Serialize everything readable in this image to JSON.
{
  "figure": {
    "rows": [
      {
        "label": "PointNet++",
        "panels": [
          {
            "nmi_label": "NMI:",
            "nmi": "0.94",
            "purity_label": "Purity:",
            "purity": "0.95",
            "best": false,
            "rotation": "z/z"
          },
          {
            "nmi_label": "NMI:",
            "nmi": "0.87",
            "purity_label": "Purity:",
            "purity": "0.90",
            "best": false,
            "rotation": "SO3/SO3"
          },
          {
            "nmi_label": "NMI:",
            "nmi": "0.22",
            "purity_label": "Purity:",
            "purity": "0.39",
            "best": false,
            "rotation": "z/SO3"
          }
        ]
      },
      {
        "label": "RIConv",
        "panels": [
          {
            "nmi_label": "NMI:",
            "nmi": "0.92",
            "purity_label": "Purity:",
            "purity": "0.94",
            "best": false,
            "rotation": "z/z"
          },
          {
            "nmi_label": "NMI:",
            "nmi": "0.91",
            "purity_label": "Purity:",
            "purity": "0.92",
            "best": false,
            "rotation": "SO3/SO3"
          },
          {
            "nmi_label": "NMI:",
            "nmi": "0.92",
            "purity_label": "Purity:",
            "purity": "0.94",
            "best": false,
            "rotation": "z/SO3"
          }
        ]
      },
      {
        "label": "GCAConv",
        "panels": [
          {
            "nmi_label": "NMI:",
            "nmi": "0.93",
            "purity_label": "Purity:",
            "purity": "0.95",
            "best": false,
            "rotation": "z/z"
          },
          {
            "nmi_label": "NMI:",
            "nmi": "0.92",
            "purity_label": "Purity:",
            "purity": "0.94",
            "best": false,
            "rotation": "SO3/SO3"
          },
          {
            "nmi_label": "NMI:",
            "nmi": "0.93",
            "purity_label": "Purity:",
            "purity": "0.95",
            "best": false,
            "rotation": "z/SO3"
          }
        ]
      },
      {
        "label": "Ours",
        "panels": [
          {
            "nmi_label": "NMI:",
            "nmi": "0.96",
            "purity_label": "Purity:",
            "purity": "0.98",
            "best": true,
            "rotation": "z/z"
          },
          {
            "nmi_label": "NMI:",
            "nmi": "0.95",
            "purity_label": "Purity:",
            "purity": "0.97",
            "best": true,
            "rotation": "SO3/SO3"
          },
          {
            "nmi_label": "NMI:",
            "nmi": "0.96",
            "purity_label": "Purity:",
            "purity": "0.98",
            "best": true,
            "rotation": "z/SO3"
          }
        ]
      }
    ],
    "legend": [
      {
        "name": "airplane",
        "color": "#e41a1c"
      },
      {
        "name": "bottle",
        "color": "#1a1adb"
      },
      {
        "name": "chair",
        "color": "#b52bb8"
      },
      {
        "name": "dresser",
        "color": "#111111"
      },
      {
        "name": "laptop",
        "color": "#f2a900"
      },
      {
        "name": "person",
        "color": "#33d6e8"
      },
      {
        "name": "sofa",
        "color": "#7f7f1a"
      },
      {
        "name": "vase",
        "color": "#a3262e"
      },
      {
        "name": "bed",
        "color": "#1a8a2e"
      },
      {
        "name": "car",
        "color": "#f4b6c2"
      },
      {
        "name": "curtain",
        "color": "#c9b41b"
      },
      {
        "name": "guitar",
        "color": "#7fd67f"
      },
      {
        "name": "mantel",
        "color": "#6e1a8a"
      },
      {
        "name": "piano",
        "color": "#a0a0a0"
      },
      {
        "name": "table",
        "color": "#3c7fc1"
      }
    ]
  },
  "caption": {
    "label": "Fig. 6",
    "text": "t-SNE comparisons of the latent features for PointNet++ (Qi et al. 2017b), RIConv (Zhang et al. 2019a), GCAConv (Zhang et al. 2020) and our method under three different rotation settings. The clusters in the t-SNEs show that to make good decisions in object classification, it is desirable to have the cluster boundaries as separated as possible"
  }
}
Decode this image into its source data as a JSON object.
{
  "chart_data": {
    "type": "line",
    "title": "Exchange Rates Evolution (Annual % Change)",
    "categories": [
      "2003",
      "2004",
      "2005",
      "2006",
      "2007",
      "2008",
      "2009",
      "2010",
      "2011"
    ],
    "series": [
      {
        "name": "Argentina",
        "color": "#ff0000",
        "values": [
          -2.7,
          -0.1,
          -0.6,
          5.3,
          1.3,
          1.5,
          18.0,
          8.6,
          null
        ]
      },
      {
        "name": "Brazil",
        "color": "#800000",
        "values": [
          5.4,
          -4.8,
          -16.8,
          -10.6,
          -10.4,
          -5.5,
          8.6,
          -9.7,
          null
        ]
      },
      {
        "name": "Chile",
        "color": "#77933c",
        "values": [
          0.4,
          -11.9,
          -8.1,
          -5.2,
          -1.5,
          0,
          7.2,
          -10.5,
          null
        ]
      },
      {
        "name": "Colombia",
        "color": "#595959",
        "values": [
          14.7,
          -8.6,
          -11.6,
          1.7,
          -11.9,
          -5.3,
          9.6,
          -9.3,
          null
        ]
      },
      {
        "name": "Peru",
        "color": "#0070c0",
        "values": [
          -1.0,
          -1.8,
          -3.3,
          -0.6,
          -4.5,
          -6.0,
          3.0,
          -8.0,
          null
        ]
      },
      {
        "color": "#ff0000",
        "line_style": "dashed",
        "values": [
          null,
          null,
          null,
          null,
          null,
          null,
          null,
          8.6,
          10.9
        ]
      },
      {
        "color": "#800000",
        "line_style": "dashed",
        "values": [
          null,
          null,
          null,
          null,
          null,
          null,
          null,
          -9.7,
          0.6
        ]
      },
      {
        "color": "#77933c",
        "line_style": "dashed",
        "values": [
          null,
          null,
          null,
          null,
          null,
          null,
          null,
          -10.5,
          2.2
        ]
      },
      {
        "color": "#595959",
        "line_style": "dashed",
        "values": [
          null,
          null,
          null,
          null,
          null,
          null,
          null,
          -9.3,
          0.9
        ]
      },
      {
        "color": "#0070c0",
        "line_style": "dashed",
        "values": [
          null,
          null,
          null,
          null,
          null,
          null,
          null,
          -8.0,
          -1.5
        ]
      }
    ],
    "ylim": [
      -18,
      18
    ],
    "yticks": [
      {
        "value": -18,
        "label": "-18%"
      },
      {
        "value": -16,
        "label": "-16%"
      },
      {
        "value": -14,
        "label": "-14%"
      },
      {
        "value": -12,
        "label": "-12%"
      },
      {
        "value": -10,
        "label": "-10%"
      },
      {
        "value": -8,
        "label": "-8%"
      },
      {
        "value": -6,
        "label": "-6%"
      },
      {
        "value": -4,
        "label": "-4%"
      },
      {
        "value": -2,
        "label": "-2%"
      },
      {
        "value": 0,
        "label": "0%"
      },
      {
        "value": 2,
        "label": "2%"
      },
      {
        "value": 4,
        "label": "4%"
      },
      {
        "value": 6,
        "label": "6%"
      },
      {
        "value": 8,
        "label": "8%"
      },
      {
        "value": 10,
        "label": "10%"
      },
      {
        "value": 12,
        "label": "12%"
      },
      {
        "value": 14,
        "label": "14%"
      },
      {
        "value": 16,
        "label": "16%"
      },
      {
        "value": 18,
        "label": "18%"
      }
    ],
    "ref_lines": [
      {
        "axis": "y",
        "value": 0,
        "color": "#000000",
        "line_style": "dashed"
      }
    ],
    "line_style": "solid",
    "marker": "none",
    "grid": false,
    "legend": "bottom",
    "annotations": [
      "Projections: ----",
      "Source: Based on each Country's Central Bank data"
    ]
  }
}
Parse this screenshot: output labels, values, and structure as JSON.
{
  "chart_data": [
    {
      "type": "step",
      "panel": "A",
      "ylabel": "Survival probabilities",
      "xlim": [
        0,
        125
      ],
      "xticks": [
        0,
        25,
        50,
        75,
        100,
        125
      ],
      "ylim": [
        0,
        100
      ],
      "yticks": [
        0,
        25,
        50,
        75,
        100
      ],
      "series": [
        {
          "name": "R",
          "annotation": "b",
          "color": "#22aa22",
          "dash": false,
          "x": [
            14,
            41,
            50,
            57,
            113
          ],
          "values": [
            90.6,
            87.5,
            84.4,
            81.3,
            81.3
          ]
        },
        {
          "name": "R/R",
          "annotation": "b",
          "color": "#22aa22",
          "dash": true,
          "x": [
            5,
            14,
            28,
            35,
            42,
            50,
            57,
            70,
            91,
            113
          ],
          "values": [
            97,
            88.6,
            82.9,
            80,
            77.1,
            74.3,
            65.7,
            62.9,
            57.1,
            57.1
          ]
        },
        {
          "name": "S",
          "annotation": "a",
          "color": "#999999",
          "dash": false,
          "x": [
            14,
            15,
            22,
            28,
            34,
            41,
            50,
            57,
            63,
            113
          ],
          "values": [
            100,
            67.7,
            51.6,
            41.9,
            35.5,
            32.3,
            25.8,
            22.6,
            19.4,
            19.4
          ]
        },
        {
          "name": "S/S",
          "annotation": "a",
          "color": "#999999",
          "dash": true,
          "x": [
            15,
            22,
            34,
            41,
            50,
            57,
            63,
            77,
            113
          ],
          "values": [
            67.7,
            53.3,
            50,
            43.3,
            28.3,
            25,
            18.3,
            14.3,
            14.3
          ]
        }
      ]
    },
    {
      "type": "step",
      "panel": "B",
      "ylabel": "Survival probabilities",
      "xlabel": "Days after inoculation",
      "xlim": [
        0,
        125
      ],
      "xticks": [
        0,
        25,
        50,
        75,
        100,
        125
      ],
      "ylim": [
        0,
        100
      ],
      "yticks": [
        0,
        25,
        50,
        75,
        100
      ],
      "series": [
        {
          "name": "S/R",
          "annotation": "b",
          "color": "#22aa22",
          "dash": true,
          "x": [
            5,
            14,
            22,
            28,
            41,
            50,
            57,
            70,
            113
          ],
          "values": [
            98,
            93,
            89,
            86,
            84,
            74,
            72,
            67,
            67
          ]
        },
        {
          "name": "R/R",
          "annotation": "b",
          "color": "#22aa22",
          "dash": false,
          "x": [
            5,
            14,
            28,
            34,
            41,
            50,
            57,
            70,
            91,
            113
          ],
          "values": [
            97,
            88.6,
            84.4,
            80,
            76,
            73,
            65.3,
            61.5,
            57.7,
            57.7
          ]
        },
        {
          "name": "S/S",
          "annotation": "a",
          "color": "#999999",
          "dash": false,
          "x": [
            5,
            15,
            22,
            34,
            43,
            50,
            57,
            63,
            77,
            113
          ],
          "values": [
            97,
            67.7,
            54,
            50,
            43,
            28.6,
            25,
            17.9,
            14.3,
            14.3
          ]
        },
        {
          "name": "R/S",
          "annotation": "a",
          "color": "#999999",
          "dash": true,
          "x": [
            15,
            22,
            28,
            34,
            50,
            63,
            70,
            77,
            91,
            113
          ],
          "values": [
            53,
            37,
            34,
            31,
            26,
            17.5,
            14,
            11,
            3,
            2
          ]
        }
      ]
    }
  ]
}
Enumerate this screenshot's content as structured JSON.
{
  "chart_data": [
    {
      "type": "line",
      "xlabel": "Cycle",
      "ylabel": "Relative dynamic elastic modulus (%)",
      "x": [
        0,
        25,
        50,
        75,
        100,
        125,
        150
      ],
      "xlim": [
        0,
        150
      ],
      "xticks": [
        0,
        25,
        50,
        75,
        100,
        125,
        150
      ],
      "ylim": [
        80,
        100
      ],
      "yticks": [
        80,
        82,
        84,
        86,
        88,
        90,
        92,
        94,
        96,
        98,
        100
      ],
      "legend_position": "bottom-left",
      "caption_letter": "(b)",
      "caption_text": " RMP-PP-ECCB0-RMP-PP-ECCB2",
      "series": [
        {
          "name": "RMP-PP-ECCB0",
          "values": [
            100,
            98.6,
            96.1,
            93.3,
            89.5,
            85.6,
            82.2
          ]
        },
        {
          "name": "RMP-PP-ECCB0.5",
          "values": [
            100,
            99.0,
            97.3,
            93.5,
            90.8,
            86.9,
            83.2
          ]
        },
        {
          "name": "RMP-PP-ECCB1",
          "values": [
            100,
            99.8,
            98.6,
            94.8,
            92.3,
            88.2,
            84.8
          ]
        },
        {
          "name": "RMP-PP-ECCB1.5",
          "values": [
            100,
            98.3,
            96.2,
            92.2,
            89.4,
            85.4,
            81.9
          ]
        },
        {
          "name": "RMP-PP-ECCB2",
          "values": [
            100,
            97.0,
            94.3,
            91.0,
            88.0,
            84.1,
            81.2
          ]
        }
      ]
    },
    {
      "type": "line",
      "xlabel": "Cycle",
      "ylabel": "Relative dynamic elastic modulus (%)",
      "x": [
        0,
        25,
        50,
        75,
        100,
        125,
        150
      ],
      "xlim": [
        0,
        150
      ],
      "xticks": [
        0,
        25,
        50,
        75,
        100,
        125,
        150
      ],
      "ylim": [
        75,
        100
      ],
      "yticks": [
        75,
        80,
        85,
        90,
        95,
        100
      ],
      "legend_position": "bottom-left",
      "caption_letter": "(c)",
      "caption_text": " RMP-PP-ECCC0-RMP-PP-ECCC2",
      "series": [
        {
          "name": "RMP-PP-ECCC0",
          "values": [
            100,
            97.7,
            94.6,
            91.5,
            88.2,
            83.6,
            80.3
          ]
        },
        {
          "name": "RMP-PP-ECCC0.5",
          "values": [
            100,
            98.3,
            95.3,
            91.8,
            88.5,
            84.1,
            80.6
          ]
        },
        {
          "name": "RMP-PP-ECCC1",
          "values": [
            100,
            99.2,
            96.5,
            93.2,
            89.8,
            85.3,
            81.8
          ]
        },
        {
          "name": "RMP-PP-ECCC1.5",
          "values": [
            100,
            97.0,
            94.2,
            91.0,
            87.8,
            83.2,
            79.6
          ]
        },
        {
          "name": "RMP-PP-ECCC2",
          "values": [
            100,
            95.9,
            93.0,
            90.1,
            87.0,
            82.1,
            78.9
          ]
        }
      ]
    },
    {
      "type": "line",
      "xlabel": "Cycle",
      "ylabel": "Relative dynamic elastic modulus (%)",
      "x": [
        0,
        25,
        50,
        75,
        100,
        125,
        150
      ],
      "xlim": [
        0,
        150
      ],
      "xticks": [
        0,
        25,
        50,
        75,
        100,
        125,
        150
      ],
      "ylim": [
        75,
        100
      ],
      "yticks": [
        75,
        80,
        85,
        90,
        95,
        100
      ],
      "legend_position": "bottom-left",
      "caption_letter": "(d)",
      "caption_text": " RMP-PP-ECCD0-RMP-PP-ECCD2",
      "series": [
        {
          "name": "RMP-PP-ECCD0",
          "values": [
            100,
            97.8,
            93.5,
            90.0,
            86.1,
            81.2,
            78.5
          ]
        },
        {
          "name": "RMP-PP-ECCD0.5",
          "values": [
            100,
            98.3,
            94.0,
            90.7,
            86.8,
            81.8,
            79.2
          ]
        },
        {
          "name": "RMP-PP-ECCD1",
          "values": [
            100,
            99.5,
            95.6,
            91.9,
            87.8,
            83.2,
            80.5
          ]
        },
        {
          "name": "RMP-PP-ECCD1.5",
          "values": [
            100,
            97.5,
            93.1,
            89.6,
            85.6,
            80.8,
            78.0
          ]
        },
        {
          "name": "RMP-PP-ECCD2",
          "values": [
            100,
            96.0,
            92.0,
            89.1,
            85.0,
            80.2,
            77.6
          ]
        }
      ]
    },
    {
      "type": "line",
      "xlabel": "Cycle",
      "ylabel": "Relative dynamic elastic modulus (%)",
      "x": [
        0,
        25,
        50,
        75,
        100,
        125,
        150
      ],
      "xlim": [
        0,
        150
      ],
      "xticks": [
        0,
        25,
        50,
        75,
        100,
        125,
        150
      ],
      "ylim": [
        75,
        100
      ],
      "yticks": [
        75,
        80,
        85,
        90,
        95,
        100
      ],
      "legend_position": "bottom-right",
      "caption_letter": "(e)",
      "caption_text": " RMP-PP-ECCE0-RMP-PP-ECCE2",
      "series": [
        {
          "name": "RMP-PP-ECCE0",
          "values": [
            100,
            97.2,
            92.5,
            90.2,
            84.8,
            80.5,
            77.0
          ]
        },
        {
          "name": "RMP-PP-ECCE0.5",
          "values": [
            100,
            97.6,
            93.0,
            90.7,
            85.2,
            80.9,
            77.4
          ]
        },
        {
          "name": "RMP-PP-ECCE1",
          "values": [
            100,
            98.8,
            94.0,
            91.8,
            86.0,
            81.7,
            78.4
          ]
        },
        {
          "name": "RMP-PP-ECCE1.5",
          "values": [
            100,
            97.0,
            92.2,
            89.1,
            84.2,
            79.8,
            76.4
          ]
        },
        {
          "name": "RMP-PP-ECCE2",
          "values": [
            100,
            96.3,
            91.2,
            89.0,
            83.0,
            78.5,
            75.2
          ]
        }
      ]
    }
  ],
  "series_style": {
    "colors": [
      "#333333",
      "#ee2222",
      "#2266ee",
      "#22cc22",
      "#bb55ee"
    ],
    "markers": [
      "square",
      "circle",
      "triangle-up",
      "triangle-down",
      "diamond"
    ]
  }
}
_____
Copy out every line that includes the word "this".

[Answer for the task]:
Serialize everything readable in this image to JSON.
Decode this image into its source data as a JSON object.
Parse this screenshot: output labels, values, and structure as JSON.
Enumerate this screenshot's content as structured JSON.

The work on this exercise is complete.